## DOCUMENT TEXT

Click here for PDF

We recently wrote about the massive disparity between California’s estimated tax revenue from legal cannabis ($185 million) and its actual revenue ($84 million), here1. We opined that the shortfall was likely the result of consumers balking at California’s exorbitant taxes on cannabis sales and deciding to remain in the familiar black market, where they had purchased cannabis before legalization.

It appears that California officials recognize there is a problem. But it also appears that they have not properly identified the source of that problem (the tax rate). As a result, California is poised to return to the expensive and ineffective enforcement model that failed to stem the cannabis black market during decades of prohibition.

The problem is not enough people are purchasing cannabis on the legal market.

One of the driving factors for cannabis legalization has always been that people inclined to use cannabis will do so whether it is legal or not. So rather than accept a black market that enriches bad actors and results in violence and other criminal activity, states have started to embrace the legalization of cannabis to both eliminate the deleterious side effects of the black market and reap the benefits of tax revenues from legal sales. For legalization to succeed, however, a substantial percentage of cannabis users need to decide that they prefer the legal market to the black market.

The data from California indicates unequivocally that, at least so far, Californians are deciding against a move to the legal market. According to an estimate from New Frontier Data, at least 80% of cannabis sold in California is on the black market. That amounts to $3.7 billion in black market sales. Given that massive market, it is no surprise that bad actors, including cartels, continue to invest heavily in unlicensed cannabis cultivation and sales.

The solution is less taxes, not more enforcement.

California recognizes it has a problem; the Cannabis Advisory Committee recently issued a report identifying “a thriving environment for the unregulated ‘underground market.’” And while that is a positive start, it does not appear that California recognizes the source of its problem or how to fix it.

(Data taken from a collection)
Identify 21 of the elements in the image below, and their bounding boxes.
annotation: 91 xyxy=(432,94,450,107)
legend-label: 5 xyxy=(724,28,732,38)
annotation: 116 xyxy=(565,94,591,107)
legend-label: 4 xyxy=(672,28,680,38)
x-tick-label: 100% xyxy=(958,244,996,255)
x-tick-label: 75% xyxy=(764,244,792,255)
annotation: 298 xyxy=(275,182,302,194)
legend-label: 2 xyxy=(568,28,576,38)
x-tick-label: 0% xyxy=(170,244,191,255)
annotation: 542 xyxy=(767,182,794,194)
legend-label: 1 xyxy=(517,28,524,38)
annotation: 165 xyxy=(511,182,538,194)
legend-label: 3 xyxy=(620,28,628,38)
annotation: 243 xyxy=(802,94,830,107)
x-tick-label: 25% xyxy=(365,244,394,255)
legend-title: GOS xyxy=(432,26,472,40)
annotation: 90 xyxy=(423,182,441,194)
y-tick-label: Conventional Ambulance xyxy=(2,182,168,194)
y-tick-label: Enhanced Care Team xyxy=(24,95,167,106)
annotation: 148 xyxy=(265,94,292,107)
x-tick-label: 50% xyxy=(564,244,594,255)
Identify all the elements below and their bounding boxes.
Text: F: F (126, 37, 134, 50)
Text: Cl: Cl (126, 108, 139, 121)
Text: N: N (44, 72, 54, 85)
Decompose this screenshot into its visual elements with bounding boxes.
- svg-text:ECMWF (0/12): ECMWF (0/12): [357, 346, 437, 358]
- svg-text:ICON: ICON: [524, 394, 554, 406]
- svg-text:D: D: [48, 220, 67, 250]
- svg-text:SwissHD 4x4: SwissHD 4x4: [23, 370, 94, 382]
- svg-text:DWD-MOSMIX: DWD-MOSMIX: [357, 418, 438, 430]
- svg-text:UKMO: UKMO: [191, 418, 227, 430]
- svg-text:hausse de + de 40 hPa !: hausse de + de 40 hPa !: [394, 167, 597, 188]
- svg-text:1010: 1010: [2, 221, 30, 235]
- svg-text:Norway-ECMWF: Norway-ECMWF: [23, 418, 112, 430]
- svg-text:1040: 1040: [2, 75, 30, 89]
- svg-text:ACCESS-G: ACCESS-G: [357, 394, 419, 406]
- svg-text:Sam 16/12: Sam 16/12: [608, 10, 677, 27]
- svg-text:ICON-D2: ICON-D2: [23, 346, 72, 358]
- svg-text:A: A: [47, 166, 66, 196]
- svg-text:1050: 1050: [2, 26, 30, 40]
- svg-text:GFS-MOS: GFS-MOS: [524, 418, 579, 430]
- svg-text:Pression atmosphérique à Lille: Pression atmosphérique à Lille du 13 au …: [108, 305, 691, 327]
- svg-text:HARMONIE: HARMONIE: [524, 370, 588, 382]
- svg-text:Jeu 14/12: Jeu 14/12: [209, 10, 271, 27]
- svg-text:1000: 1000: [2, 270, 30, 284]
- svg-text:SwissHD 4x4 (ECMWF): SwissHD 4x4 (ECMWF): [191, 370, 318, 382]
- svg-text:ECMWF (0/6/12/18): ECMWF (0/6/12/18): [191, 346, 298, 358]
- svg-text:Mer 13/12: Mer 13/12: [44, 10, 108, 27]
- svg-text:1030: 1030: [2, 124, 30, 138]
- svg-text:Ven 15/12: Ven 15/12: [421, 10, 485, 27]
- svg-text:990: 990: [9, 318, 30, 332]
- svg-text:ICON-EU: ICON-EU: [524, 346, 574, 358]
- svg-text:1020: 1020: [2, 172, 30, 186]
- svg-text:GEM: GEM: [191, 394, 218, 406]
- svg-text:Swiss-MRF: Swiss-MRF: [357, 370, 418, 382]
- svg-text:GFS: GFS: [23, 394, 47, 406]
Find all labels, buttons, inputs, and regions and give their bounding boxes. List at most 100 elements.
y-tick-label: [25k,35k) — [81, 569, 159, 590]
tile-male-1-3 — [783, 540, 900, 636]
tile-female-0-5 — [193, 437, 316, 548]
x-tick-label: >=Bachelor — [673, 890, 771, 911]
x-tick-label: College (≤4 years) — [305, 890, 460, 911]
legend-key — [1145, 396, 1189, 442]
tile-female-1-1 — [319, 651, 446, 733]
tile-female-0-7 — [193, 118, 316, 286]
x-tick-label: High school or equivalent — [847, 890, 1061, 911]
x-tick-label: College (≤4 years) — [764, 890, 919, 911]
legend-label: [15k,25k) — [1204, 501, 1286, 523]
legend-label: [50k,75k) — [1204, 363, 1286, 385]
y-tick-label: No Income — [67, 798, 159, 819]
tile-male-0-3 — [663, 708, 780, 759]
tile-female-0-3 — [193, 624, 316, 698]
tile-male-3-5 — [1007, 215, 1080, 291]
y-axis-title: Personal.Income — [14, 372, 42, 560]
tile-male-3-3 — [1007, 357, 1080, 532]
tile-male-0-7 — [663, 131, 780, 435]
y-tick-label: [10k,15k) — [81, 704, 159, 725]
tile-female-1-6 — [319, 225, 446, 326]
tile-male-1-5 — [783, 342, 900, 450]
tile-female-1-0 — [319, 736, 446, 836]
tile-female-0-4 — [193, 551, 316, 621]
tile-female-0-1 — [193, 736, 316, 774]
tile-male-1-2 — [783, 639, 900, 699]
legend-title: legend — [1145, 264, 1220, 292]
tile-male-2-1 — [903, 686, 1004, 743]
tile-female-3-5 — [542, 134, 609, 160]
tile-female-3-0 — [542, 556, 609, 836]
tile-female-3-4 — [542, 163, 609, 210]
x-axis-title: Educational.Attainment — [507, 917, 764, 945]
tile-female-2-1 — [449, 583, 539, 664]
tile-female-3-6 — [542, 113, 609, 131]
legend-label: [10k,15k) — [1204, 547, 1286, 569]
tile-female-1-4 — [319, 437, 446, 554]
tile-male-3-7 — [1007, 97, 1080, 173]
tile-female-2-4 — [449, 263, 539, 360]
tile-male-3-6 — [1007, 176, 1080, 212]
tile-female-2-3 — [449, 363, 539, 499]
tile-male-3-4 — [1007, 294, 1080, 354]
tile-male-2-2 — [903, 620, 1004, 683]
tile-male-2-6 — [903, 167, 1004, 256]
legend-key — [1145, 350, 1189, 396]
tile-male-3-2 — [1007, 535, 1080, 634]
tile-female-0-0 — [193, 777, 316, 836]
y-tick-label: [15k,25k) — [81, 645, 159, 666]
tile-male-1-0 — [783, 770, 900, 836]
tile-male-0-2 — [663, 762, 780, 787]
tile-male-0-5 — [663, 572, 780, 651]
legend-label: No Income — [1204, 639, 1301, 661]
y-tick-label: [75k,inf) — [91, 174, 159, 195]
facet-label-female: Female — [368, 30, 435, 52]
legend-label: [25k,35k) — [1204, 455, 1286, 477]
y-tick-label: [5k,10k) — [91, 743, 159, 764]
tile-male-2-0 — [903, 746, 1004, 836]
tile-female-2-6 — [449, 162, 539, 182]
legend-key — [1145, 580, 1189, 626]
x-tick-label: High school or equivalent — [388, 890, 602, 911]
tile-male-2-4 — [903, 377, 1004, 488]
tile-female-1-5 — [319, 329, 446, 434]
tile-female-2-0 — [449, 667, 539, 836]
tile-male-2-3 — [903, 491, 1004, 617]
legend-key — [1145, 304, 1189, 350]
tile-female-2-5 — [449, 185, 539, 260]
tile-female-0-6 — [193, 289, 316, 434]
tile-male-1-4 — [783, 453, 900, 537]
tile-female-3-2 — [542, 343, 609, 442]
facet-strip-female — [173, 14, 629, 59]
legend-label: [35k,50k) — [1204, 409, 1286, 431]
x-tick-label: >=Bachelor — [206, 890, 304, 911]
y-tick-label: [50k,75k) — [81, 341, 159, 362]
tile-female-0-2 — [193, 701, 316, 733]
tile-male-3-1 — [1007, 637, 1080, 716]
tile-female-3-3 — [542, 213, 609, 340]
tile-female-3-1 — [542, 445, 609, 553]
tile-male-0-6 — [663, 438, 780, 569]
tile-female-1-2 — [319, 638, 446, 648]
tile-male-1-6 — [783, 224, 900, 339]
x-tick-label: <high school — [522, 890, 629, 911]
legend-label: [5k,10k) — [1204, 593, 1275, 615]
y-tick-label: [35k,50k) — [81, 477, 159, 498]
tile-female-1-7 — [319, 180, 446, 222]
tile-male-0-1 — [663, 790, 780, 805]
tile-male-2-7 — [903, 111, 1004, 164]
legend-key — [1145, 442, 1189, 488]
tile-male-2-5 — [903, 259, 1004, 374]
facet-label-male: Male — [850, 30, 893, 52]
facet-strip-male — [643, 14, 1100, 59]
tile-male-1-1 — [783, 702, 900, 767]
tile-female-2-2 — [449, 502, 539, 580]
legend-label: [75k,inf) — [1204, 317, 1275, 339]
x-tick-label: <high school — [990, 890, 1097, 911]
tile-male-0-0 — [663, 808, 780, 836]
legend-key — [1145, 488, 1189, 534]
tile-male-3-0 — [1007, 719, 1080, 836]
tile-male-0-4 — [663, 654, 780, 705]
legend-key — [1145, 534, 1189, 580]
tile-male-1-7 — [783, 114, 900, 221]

## USING THE INFORMATION
#1 Answer these questions from the article on California's cannabis taxes.
(a) What were California's estimated and actual tax revenues from legal cannabis?
(b) Which organization estimated that at least 80% of cannabis sold in California is on the black market?
(c) What body issued the report that identified "a thriving environment for the unregulated 'underground market'"?
#2 Continue the article on California's cannabis taxes, starting after its last sentence.
The listing is material separate from the article on California's cannabis taxes.

## ANSWERS GIVEN
#1
(a) The estimated revenue was $185 million, and the actual revenue was $84 million.
(b) New Frontier Data.
(c) The Cannabis Advisory Committee.

#2
The Cannabis Advisory Committee report blames “fragmented and uncoordinated” enforcement for the thriving black market. Governor Gavin Newsom agrees; he recently proposed that 150 California National Guard troops be redeployed from the U.S.-Mexico border to assist in enforcement activities. He has also asked the federal government for additional funds for a Counterdrug Task Force. And his 2019-2020 budget calls for $40 million to fund enforcement efforts.

Past experience suggests that these increased enforcement efforts will be fruitless. For decades, the federal and state governments tried to root out the black market for cannabis and other drugs with very limited, if any, success. As long as there are people interested in purchasing cannabis on the black market, there will be bad actors willing to grow it and sell it.

The answer to California’s problem is not more enforcement, but less taxes. In some California counties, the effective tax rate is 45% on cannabis sales. This includes a state-wide 15% excise tax. It is basic economics that if you tax something more, consumers will buy less of it. So if you tax soda, consumers will buy less soda.

When applied to cannabis, however, that model does not work the same way. The more taxes states impose on cannabis, the less legal cannabis consumers will buy. Yet in contrast to other consumer goods (like soda), there has long been a thriving cannabis black market ready and able to serve cannabis consumers. So rather than not buying cannabis to avoid the higher taxes, consumers simply avail themselves of the available black market. That appears to be what is happening in California—higher taxes are keeping consumers from transitioning to the legal market.

If California wants to seriously shrink the black market, it should consider cutting taxes, and cutting them significantly. Lower taxes will bring more consumers into the legal cannabis space, which will not only increase state revenues but also slowly disincentive illegal cultivation and sales. It may take a while for the black market to contract significantly, but if the history of alcohol is a guide, it can happen.

Fortunately, some California officials recognize this; lawmakers recently proposed Assembly Bill 286, which would temporarily reduce the excise tax from 15 to 11 percent and suspend the cultivation tax. That is sound public policy, but it appears that effort is taking a backseat to increased enforcement. California officials should worry more about incentivizing cannabis consumers to transition into the legal market and less about keeping bad actors out of the illegal market. Take care of the former, and the latter will take care of itself.

1. ‎In our previous QuickStudy, which has since been corrected, we indicated that California had passed ‎emergency cannabis tax relief. In fact, and as discussed in this QuickStudy, California lawmakers have ‎proposed temporary cannabis tax relief, but that legislation has not yet passed.